**Exercise description:** Continue the text on the 65th Independent Mixed Brigade, starting after its last sentence.

**Selected extract:**

- Active: 1941–45
- Country: Japan
- Branch: Imperial Japanese Army
- Size: One mixed regiment with supporting units
- Engagements: World War II Philippines campaign (1941–1942); New Britain campaign;

= 65th Independent Mixed Brigade =

The 65th Independent Mixed Brigade was an infantry brigade of the Imperial Japanese Army raised during World War II. The brigade was formed as the 65th Brigade in 1941 from a previously existing independent infantry group. It undertook garrison duties on Formosa and then took part in the fighting in the Philippines in 1942. Later, the brigade was dispersed and elements took part in the New Britain campaign. Late in the war, it was converted into an independent mixed brigade to undertake home defense in Japan.

==History==
Formed as the 65th Brigade in early 1941 in Hiroshima, Japan, it was raised from the previously existing 65th Independent Infantry Group, which had itself been raised in 1940–1941 and consisted of the 122nd, 141st and 142nd Infantry Regiments. Upon its conversion to a brigade, the formation received a small number of support units. After occupying Formosa, the brigade fought in the Philippines, as part of the Japanese Fourteenth Area Army.

Layout coordinate data
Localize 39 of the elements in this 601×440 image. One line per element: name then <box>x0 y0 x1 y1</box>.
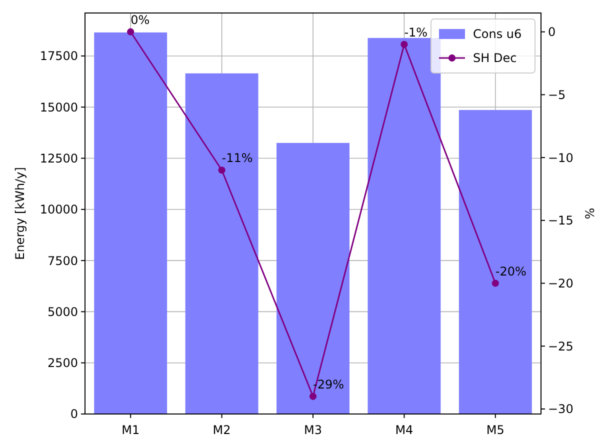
data-label: -11% <box>222 151 253 166</box>
y-tick-label: 2500 <box>47 356 78 370</box>
y-tick-label: 5000 <box>47 304 78 319</box>
x-tick-label: M5 <box>486 423 504 437</box>
y-tick-label: 7500 <box>47 254 78 268</box>
y2-tick-label: 0 <box>548 25 556 40</box>
bar <box>94 32 168 414</box>
y-tick-label: 17500 <box>40 49 78 64</box>
y-tick-label: 12500 <box>40 151 78 166</box>
point <box>127 28 134 36</box>
x-tick-label: M1 <box>122 423 140 437</box>
y-tick-label: 15000 <box>40 100 78 114</box>
x-tick-label: M4 <box>395 423 414 437</box>
bar <box>458 110 532 414</box>
bar <box>368 38 441 414</box>
x-tick-label: M3 <box>304 423 322 437</box>
y2-tick-label: −20 <box>548 276 574 290</box>
y-tick-label: 0 <box>70 407 78 422</box>
y-tick-label: 10000 <box>40 202 78 217</box>
data-label: -1% <box>404 25 428 40</box>
data-label: -20% <box>495 264 526 278</box>
bar <box>276 142 350 414</box>
y2-tick-label: −10 <box>548 150 574 165</box>
data-label: -29% <box>313 377 344 392</box>
y-axis-title: Energy [kWh/y] <box>13 167 27 260</box>
x-tick-label: M2 <box>212 423 231 437</box>
point <box>218 166 226 174</box>
y2-tick-label: −30 <box>548 402 574 416</box>
y2-tick-label: −15 <box>548 214 574 228</box>
bar <box>185 73 258 414</box>
point <box>309 392 317 400</box>
legend-label: Cons u6 <box>473 27 522 42</box>
data-label: 0% <box>130 12 150 27</box>
legend-label: SH Dec <box>473 51 517 66</box>
point <box>492 280 499 287</box>
point <box>400 40 408 48</box>
y2-axis-title: % <box>583 208 597 220</box>
y2-tick-label: −25 <box>548 339 574 354</box>
y2-tick-label: −5 <box>548 88 566 102</box>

**Written reply:**
Following the decision to reinforce the New Guinea area, in November and December 1942, the brigade was dispersed, with one regiment (the 141st) along with the brigade headquarters and half its supporting elements moving to Rabaul to become part of the 18th Army; meanwhile other elements of the brigade were sent to other locations. Its first commander was Major General Nara Akira. Under Major General Iwao Matsuda, the brigade's main element—the 141st Infantry Regiment—later took part in the Battle of Cape Gloucester, during the New Britain campaign, in late 1943 before withdrawing towards Rabaul. According to Gordon Rottman, around this time the brigade was "dissolved" and its units reassigned.

Late in the war, the brigade was re-raised as an independent mixed brigade for home defense and was assigned to the Eastern District Army in 1944–1945; in the final stages of the war there were plans to raise the 321st Division drawing manpower from the 65th, which was based in the Izu Islands.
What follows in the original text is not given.